= Selected extract =
+++

So how should we evaluate the news?  I don’t claim to have a comprehensive list, but here are some of the ways that I look at stories and facts when trying to evaluate if they are true or not.

The more extreme the claim the higher the bar of evidence required

The old adage, “If it feels to good to be true, then it probably is” has a lot of wisdom to apply here.  If the claim being made is extreme, then the evidence required for belief should also be very clear.  Often, extreme claims are made on thin evidence.  Whenever that is the case, there is a good chance the claim is false.  When confronted with claims like those, if you care enough to want to know the truth, then you should spend some time researching the claim to see if there is solid evidence to substantiate it.

Consider your sources

If you can’t independently verify the claim yourself then you must choose a source to trust.  It matters who you listen to and not all sources are equal in terms of trustworthiness.  Here are some of the criteria you can use to vet your sources:

  1. Choose sources that are as close to the original as possible
    First hand witnesses if its reporting of an event.  If possible, watch video of the event and/or listen to the actual audio.  If its a scientific study, look for the actual study not the news report on the study.  If possible try and get access to actual data so you can draw your own conclusions. We’ve all experienced the telephone effect and know that more people between you and the original event the greater the chance the information has been compromised.
  2. Be suspicious of sources that don’t show you data so you can make your own judgments
    Data can be manipulated, but what’s even easier than manipulating data is simply lying about it or making it up.  And this can happen to even reputable sources and sometimes in very small and subtle ways.  It can be unintentional, and thus it can happen to people who are known to be trustworthy.  This is why its important to try to get as close to the original source as possible.
  3. Be suspicious of sources that don’t discuss the opposing view
    Few things are without nuance, and few issues are so clear that the opposing view point doesn’t have some legitimacy.  Articles and posts that don’t acknowledge the other side may be either blind themselves or deliberately trying to deceive you for some purpose.
  4. Be suspicious of sources that speak in absolutes
    Its not that absolutes don’t exist, but they are rare.  If a source uses a lot of absolute language, they may be hiding nuance that is important leading you to draw conclusions prematurely.
  5. Know a sources biases
    Everyone has biases.  They are impossible to avoid entirely.  When discussing highly controversial topics, you should know the biases of the source and take that into account.  If the source is supporting your view, know those biases make it possible they are hiding or ignoring evidence that is important because it contradicts what they want to see.  The more controversial and/or extreme the assertion, the more likely it is that their biases have influenced what they are telling you. If the source is in opposition to your view, know that the same is true. It can be useful here, if you can’t find a source whose biases don’t apply to the issue, to look at sources from both sides.  By doing so you will at least hear facts presented from sources who are biased in both directions, and that will help cancel out suspicious facts and create a more complete picture.

+++

= Dataset excerpt =
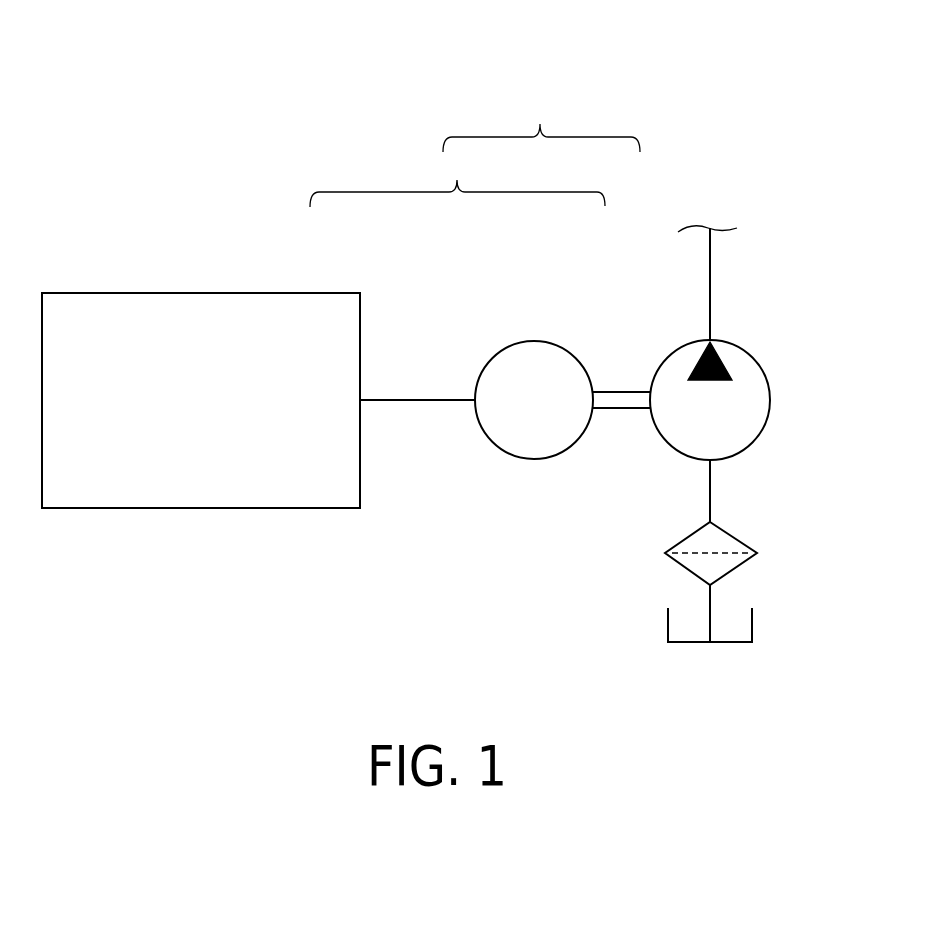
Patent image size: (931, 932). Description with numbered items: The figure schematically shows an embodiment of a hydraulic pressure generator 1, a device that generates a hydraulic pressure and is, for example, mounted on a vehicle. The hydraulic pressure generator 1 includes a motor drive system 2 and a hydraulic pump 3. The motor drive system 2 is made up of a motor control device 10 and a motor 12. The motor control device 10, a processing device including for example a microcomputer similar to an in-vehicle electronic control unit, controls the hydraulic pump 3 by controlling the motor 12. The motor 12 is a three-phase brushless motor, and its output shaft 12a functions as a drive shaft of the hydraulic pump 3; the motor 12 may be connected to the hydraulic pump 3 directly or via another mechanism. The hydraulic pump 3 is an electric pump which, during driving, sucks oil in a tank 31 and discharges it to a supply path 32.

+++

= Exercise tasks =
(a) In the passage on evaluating news, what should you look for when the claim comes from a scientific study?
(b) Copy the passage on evaluating news from "5. Know a sources" through "more complete picture.", and replace "controversial" with "divisive" each time it appears.

= Answers for this exercise =
(a) The actual study, not the news report on the study.

(b)
5. Know a sources biases
    Everyone has biases.  They are impossible to avoid entirely.  When discussing highly divisive topics, you should know the biases of the source and take that into account.  If the source is supporting your view, know those biases make it possible they are hiding or ignoring evidence that is important because it contradicts what they want to see.  The more divisive and/or extreme the assertion, the more likely it is that their biases have influenced what they are telling you. If the source is in opposition to your view, know that the same is true. It can be useful here, if you can’t find a source whose biases don’t apply to the issue, to look at sources from both sides.  By doing so you will at least hear facts presented from sources who are biased in both directions, and that will help cancel out suspicious facts and create a more complete picture.